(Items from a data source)

** Begin **

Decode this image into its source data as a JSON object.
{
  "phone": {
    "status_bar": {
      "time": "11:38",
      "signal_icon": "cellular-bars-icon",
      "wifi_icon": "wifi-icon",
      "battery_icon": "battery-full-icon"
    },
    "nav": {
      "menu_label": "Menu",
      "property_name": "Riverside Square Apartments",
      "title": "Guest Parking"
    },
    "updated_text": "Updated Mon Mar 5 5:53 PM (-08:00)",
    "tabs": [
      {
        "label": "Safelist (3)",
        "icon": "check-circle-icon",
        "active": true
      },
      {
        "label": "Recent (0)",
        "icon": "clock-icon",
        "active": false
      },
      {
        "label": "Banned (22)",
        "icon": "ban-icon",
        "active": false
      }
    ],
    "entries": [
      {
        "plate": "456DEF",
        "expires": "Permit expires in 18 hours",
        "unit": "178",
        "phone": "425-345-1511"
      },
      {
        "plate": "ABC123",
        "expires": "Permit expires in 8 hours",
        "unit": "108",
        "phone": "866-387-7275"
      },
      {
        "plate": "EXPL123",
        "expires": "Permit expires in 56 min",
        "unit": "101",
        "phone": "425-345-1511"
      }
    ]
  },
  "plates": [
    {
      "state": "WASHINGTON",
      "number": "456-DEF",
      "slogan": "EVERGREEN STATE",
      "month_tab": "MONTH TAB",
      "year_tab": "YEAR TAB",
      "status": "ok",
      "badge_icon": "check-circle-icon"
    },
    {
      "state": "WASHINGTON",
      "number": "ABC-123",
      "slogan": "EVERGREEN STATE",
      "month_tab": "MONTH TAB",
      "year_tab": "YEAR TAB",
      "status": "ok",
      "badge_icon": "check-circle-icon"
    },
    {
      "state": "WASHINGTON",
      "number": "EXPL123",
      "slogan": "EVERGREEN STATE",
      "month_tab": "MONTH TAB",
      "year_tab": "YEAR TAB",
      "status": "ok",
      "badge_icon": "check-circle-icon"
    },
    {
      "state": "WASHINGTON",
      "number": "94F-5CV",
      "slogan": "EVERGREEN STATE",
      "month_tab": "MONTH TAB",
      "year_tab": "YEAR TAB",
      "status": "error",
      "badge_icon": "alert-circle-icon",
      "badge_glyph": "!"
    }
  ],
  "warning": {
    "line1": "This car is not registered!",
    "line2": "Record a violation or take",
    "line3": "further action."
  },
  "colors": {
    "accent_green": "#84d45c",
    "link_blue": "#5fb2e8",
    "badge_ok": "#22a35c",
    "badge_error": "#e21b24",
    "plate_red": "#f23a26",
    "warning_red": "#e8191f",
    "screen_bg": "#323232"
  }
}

** End **

### Set exercise
Take the listing above and set it down exactly.

### Full answer
Decode this image into its source data as a JSON object.
{
  "phone": {
    "status_bar": {
      "time": "11:38",
      "signal_icon": "cellular-bars-icon",
      "wifi_icon": "wifi-icon",
      "battery_icon": "battery-full-icon"
    },
    "nav": {
      "menu_label": "Menu",
      "property_name": "Riverside Square Apartments",
      "title": "Guest Parking"
    },
    "updated_text": "Updated Mon Mar 5 5:53 PM (-08:00)",
    "tabs": [
      {
        "label": "Safelist (3)",
        "icon": "check-circle-icon",
        "active": true
      },
      {
        "label": "Recent (0)",
        "icon": "clock-icon",
        "active": false
      },
      {
        "label": "Banned (22)",
        "icon": "ban-icon",
        "active": false
      }
    ],
    "entries": [
      {
        "plate": "456DEF",
        "expires": "Permit expires in 18 hours",
        "unit": "178",
        "phone": "425-345-1511"
      },
      {
        "plate": "ABC123",
        "expires": "Permit expires in 8 hours",
        "unit": "108",
        "phone": "866-387-7275"
      },
      {
        "plate": "EXPL123",
        "expires": "Permit expires in 56 min",
        "unit": "101",
        "phone": "425-345-1511"
      }
    ]
  },
  "plates": [
    {
      "state": "WASHINGTON",
      "number": "456-DEF",
      "slogan": "EVERGREEN STATE",
      "month_tab": "MONTH TAB",
      "year_tab": "YEAR TAB",
      "status": "ok",
      "badge_icon": "check-circle-icon"
    },
    {
      "state": "WASHINGTON",
      "number": "ABC-123",
      "slogan": "EVERGREEN STATE",
      "month_tab": "MONTH TAB",
      "year_tab": "YEAR TAB",
      "status": "ok",
      "badge_icon": "check-circle-icon"
    },
    {
      "state": "WASHINGTON",
      "number": "EXPL123",
      "slogan": "EVERGREEN STATE",
      "month_tab": "MONTH TAB",
      "year_tab": "YEAR TAB",
      "status": "ok",
      "badge_icon": "check-circle-icon"
    },
    {
      "state": "WASHINGTON",
      "number": "94F-5CV",
      "slogan": "EVERGREEN STATE",
      "month_tab": "MONTH TAB",
      "year_tab": "YEAR TAB",
      "status": "error",
      "badge_icon": "alert-circle-icon",
      "badge_glyph": "!"
    }
  ],
  "warning": {
    "line1": "This car is not registered!",
    "line2": "Record a violation or take",
    "line3": "further action."
  },
  "colors": {
    "accent_green": "#84d45c",
    "link_blue": "#5fb2e8",
    "badge_ok": "#22a35c",
    "badge_error": "#e21b24",
    "plate_red": "#f23a26",
    "warning_red": "#e8191f",
    "screen_bg": "#323232"
  }
}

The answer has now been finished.